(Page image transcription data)
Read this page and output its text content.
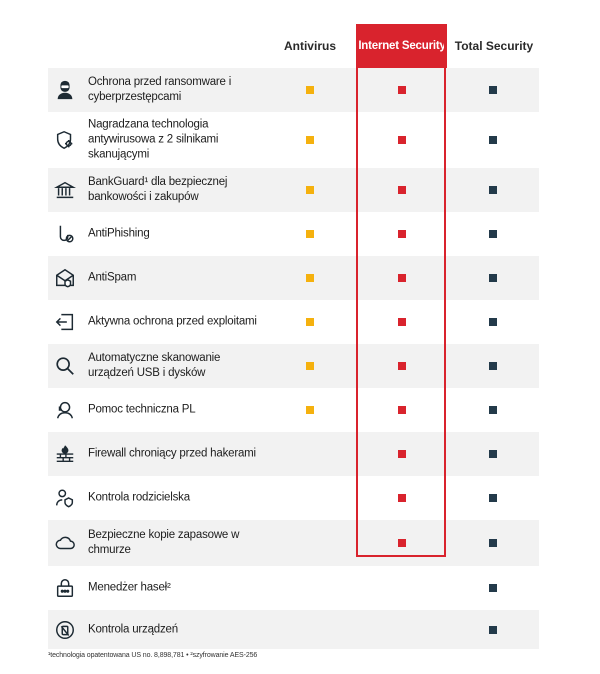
Antivirus	Internet Security Total Security
Ochrona przed ransomware i cyberprzestępcami
Nagradzana technologia antywirusowa z 2 silnikami skanującymi
BankGuard¹ dla bezpiecznej bankowości i zakupów
AntiPhishing
AntiSpam
Aktywna ochrona przed exploitami
Automatyczne skanowanie urządzeń USB i dysków
Pomoc techniczna PL
Firewall chroniący przed hakerami
Kontrola rodzicielska
Bezpieczne kopie zapasowe w chmurze
Menedżer haseł²
Kontrola urządzeń
¹technologia opatentowana US no. 8,898,781 • ²szyfrowanie AES-256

Exercise goal: Take the records above and transcribe them exactly, dropping every picture.

Solution to this exercise:
Read this page and output its text content.
Antivirus	Internet Security Total Security
Ochrona przed ransomware i cyberprzestępcami
Nagradzana technologia antywirusowa z 2 silnikami skanującymi
BankGuard¹ dla bezpiecznej bankowości i zakupów
AntiPhishing
AntiSpam
Aktywna ochrona przed exploitami
Automatyczne skanowanie urządzeń USB i dysków
Pomoc techniczna PL
Firewall chroniący przed hakerami
Kontrola rodzicielska
Bezpieczne kopie zapasowe w chmurze
Menedżer haseł²
Kontrola urządzeń
¹technologia opatentowana US no. 8,898,781 • ²szyfrowanie AES-256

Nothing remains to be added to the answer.